* **TASK TO COMPLETE**: Gather all lines in the records below that include the word "title".

═══ AVAILABLE DATA

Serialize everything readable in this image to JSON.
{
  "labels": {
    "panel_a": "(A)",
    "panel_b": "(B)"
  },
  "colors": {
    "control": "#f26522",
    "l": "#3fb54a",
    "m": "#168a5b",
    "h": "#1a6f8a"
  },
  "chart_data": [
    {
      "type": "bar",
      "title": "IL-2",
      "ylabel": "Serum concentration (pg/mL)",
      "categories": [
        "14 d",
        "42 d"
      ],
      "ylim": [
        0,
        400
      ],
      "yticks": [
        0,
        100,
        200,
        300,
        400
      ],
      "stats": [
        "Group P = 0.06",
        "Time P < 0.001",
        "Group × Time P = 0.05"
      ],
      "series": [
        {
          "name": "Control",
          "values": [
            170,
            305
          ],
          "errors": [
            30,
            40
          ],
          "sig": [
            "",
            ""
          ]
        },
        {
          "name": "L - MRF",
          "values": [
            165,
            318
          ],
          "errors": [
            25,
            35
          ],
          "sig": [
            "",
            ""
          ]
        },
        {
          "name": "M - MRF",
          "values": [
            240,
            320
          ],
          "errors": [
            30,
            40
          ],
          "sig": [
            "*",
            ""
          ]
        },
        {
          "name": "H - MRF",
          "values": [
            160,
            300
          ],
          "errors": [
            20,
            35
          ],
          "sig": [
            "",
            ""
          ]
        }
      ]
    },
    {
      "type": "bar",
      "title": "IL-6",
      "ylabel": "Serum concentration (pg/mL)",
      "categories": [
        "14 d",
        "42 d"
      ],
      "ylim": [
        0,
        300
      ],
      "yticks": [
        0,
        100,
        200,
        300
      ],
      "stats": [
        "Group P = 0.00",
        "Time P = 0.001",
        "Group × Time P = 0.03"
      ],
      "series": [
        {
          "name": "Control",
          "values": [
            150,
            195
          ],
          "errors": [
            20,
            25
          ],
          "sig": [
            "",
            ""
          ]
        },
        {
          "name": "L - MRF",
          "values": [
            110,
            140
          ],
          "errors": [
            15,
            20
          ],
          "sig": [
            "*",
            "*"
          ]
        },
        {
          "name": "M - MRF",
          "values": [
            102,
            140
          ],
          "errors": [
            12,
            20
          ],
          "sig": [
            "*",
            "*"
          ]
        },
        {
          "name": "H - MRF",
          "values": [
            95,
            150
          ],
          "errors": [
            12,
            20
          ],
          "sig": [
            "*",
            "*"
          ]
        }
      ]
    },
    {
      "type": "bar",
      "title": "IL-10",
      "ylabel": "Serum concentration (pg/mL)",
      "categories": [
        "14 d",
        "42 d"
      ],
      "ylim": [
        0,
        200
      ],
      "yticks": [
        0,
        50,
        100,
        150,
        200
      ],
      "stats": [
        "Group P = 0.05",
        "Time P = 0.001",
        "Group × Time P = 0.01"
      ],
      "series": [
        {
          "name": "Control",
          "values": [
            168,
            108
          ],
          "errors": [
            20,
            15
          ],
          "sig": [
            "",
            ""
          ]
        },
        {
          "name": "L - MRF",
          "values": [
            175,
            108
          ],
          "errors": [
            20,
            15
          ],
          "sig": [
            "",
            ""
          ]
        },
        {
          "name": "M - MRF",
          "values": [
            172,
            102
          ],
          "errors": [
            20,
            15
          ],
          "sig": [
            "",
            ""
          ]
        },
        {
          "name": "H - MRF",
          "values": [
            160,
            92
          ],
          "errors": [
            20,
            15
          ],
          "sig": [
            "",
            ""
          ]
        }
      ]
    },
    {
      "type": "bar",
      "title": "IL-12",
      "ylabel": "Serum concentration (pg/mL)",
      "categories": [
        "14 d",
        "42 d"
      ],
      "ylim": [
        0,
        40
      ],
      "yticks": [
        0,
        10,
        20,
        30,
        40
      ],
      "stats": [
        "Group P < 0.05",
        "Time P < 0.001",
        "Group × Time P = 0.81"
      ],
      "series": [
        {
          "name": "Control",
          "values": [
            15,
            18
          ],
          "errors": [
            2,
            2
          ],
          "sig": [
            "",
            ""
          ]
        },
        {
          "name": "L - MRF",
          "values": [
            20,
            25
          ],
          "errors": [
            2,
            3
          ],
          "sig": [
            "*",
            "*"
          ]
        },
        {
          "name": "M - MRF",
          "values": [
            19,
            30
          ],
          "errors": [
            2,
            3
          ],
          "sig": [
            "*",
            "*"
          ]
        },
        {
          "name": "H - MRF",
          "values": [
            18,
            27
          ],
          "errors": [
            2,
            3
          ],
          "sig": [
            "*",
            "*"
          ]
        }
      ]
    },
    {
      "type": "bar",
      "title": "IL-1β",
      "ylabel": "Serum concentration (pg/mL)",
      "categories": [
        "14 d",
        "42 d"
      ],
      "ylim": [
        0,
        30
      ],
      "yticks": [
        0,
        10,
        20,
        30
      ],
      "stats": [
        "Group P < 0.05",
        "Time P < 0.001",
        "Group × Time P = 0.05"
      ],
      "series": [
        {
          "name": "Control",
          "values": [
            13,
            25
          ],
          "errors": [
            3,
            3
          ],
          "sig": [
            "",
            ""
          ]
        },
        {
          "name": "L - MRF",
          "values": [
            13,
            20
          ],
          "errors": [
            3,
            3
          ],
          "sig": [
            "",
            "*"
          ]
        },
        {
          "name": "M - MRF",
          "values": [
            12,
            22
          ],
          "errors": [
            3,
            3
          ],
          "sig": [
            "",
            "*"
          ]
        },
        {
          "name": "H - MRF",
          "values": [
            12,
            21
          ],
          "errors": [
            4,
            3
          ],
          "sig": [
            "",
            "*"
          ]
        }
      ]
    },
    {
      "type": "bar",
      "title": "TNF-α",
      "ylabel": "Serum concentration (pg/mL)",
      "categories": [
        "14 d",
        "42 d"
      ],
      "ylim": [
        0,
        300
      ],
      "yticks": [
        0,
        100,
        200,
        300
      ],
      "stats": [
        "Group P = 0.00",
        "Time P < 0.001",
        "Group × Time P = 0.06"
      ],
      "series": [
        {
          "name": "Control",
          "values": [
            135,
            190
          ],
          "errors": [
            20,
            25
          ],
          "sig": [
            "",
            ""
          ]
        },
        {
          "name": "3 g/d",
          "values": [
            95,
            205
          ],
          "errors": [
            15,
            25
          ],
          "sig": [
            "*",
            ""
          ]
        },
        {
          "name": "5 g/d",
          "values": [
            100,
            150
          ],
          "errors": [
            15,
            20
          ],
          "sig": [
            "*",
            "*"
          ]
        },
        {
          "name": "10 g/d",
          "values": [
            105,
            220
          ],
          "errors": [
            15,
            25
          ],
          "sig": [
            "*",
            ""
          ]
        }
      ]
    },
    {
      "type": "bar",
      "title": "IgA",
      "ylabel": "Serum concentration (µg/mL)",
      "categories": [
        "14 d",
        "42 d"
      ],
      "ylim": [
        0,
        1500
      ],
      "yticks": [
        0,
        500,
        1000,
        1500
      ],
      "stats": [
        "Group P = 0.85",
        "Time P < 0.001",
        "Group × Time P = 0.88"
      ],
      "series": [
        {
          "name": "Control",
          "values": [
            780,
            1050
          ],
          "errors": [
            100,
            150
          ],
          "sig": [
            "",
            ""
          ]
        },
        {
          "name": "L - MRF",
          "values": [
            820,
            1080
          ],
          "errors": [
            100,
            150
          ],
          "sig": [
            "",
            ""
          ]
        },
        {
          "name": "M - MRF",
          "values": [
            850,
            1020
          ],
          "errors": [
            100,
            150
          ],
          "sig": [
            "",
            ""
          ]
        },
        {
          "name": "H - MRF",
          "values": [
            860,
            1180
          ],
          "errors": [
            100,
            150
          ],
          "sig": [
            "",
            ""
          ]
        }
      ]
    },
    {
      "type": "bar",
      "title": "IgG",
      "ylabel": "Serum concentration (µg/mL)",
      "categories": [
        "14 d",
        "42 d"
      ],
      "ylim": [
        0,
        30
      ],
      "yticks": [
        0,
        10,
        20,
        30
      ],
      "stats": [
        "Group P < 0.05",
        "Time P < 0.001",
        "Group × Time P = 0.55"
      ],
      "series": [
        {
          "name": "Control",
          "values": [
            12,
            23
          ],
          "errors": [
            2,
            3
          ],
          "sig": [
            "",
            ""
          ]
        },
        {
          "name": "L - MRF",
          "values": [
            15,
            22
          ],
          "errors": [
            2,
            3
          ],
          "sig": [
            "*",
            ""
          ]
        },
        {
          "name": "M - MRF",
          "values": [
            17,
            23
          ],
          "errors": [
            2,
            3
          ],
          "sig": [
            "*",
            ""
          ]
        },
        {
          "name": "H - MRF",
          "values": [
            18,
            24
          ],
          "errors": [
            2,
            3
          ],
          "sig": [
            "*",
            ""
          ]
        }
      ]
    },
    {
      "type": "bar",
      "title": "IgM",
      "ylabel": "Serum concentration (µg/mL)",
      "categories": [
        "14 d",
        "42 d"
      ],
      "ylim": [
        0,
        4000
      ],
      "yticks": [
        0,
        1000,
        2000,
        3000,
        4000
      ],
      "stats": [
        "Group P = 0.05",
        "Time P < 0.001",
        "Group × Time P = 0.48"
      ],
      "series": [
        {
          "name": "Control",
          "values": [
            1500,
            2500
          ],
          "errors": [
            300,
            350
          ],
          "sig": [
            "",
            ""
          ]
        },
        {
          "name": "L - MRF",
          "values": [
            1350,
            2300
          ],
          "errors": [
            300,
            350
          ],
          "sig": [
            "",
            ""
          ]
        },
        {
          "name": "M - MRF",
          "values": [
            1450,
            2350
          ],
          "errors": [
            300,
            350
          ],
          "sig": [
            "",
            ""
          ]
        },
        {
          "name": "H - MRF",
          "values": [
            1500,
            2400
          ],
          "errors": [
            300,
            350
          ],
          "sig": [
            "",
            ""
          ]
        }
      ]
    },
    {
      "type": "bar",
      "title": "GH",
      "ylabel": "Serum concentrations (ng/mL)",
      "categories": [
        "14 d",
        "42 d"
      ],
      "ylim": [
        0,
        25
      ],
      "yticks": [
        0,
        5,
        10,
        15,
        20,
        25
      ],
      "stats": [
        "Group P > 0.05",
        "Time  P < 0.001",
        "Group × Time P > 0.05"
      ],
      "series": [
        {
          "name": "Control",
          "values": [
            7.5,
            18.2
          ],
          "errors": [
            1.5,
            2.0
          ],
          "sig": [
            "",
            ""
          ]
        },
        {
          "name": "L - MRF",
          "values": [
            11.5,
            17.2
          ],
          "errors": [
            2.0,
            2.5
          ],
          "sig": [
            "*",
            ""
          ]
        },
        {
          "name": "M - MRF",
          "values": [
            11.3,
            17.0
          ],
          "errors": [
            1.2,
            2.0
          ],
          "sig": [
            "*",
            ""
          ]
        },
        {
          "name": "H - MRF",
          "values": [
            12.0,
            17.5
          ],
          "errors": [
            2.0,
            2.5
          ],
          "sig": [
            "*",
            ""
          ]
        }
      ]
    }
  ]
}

══════

* **ANSWER FOR THE TASK**:
      "title": "IL-2",
      "title": "IL-6",
      "title": "IL-10",
      "title": "IL-12",
      "title": "IL-1β",
      "title": "TNF-α",
      "title": "IgA",
      "title": "IgG",
      "title": "IgM",
      "title": "GH",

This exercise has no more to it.